[Recorded data]
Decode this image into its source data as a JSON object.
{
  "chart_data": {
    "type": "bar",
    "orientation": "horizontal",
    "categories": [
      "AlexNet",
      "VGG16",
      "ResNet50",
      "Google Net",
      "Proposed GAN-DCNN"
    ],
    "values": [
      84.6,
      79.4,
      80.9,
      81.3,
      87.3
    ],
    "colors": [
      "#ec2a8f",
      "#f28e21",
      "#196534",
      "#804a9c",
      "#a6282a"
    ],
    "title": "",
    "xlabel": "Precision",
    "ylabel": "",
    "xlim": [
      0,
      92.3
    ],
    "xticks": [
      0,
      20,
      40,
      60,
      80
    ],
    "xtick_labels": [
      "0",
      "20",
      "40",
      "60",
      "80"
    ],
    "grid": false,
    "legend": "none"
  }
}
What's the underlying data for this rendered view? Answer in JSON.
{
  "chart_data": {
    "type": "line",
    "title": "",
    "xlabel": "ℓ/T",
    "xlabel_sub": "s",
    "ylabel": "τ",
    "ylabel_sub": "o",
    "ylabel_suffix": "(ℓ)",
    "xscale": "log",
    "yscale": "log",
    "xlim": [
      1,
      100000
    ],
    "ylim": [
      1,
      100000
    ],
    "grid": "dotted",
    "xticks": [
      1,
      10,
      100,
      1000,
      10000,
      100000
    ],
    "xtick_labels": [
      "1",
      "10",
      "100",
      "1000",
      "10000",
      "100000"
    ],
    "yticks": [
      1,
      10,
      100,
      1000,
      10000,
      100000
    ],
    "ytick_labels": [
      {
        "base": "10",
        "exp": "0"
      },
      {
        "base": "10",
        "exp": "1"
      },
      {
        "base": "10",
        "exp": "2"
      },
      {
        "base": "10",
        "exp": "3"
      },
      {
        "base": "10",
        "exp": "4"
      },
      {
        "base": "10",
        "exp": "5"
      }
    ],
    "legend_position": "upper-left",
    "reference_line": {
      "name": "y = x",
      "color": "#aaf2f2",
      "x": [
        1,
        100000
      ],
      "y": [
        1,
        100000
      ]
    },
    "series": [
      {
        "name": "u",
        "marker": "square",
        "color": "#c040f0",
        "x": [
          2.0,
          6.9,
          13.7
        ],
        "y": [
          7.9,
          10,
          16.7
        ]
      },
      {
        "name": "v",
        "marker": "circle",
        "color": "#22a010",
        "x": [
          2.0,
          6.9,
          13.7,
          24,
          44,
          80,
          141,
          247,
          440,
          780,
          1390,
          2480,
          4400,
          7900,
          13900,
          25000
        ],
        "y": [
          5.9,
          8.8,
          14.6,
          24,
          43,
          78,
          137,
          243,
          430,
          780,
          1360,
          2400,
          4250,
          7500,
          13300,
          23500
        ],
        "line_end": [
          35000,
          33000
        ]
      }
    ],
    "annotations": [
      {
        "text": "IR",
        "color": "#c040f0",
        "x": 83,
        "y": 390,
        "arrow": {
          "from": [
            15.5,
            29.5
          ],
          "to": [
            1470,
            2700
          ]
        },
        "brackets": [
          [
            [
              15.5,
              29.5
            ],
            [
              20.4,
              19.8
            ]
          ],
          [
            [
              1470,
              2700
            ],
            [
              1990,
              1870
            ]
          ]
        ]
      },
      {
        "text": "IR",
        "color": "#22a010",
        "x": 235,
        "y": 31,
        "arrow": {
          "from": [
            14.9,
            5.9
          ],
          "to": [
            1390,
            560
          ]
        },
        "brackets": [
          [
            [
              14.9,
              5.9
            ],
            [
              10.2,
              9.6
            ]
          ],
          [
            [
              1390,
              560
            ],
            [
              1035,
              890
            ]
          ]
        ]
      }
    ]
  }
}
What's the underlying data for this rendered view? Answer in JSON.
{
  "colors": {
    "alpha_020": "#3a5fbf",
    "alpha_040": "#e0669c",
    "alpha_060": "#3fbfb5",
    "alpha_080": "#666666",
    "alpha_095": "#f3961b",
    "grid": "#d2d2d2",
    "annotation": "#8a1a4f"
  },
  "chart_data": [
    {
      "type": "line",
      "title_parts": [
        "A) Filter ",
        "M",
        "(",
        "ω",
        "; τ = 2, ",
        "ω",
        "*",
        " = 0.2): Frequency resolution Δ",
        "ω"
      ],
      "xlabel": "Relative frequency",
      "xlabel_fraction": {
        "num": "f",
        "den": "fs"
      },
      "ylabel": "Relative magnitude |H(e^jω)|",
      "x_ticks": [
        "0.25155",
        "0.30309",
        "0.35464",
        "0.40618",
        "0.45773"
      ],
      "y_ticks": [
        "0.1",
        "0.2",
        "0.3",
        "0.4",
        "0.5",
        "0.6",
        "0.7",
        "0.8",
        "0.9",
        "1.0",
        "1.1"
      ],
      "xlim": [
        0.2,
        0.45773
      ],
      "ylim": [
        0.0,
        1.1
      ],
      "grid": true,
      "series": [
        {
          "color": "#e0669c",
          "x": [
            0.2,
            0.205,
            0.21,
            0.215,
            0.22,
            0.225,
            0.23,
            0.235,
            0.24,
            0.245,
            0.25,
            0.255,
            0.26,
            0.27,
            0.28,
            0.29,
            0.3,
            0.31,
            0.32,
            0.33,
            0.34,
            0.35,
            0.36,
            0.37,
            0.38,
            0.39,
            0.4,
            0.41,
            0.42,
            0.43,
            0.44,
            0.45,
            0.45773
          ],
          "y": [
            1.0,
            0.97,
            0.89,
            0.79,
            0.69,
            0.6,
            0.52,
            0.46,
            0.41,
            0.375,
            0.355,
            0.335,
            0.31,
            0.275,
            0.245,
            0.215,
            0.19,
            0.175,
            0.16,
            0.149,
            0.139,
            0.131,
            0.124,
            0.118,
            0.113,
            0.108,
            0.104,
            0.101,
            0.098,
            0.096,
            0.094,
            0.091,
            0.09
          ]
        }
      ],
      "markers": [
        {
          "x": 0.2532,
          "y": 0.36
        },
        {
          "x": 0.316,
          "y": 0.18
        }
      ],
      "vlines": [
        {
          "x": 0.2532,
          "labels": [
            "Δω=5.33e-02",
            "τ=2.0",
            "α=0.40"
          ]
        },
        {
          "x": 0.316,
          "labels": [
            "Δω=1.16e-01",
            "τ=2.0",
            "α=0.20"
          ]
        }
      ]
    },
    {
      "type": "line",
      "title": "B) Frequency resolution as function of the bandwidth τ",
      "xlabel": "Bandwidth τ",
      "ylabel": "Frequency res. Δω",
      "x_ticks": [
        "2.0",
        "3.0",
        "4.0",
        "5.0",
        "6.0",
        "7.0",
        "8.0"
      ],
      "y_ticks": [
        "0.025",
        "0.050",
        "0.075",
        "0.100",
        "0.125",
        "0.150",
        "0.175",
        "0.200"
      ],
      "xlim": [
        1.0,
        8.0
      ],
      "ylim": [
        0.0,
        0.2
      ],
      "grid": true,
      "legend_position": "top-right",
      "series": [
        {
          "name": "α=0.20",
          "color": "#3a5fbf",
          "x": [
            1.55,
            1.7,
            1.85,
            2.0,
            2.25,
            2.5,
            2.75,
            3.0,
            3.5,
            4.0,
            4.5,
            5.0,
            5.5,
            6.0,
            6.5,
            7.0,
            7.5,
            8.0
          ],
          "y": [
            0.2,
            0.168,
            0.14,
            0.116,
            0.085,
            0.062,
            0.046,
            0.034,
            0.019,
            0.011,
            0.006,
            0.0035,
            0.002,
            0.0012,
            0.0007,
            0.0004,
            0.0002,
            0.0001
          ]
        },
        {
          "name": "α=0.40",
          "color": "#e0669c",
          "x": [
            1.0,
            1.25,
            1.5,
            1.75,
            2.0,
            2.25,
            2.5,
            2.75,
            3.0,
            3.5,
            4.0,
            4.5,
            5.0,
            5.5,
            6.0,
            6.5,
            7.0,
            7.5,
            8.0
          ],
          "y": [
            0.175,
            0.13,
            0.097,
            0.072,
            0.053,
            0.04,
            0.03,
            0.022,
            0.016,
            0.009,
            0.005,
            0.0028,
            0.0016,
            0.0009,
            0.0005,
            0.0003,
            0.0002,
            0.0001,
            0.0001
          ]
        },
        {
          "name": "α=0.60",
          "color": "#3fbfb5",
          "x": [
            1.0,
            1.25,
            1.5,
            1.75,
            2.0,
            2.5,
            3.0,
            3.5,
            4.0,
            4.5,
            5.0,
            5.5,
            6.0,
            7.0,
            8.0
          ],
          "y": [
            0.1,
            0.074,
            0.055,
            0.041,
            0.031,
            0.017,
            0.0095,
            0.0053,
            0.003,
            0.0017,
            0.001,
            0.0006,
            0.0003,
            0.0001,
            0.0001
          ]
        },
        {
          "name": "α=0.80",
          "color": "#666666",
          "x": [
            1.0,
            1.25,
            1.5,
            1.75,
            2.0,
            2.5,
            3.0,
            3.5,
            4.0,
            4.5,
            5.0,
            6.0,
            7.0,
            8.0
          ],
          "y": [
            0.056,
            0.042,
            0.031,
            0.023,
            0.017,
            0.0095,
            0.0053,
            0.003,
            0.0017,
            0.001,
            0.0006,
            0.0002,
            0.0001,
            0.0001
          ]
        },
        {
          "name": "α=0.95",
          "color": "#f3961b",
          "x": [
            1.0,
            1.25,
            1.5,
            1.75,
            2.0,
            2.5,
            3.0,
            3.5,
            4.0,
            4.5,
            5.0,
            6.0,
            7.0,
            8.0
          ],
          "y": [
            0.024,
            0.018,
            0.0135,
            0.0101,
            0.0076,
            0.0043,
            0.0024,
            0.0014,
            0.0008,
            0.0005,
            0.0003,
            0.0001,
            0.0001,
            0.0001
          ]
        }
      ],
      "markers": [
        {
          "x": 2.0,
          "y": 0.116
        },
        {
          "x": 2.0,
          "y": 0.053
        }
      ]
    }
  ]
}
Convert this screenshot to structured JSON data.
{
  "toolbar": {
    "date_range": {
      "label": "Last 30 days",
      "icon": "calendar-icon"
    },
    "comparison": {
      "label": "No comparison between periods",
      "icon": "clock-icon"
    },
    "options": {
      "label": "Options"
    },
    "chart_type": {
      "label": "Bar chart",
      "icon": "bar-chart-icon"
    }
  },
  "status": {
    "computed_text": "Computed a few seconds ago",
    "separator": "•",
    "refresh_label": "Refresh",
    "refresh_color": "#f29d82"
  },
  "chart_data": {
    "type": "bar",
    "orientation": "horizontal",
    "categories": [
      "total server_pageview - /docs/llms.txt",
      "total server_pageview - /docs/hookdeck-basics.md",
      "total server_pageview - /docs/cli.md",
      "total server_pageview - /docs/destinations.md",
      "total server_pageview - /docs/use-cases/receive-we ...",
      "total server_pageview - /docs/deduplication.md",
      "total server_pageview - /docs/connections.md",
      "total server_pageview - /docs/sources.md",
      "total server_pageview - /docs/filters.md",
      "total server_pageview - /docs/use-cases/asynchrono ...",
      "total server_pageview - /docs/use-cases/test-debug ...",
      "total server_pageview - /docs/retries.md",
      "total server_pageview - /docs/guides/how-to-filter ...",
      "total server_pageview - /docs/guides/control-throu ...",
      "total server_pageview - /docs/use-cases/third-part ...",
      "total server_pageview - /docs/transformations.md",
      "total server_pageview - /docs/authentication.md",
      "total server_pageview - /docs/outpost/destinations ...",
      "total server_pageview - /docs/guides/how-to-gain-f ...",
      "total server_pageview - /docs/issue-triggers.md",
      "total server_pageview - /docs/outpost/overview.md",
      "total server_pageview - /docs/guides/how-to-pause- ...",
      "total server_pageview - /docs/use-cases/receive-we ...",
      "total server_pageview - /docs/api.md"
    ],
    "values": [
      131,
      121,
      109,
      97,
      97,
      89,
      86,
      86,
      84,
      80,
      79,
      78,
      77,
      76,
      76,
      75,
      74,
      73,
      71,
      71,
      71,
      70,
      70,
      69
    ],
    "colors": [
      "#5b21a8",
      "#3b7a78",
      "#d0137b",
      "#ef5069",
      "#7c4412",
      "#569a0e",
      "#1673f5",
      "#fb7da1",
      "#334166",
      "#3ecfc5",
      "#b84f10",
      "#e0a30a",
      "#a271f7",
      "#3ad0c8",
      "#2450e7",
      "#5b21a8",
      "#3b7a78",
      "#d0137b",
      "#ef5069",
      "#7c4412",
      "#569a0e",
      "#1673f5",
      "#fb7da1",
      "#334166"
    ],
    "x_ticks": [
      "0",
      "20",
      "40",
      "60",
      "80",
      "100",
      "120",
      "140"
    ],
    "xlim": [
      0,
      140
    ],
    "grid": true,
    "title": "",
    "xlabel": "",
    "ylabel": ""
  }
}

▶ _AIM OF THE EXERCISE_
Copy all lines from the material that include "destinations".

▶ _WRITTEN REPLY_
      "total server_pageview - /docs/destinations.md",
      "total server_pageview - /docs/outpost/destinations ...",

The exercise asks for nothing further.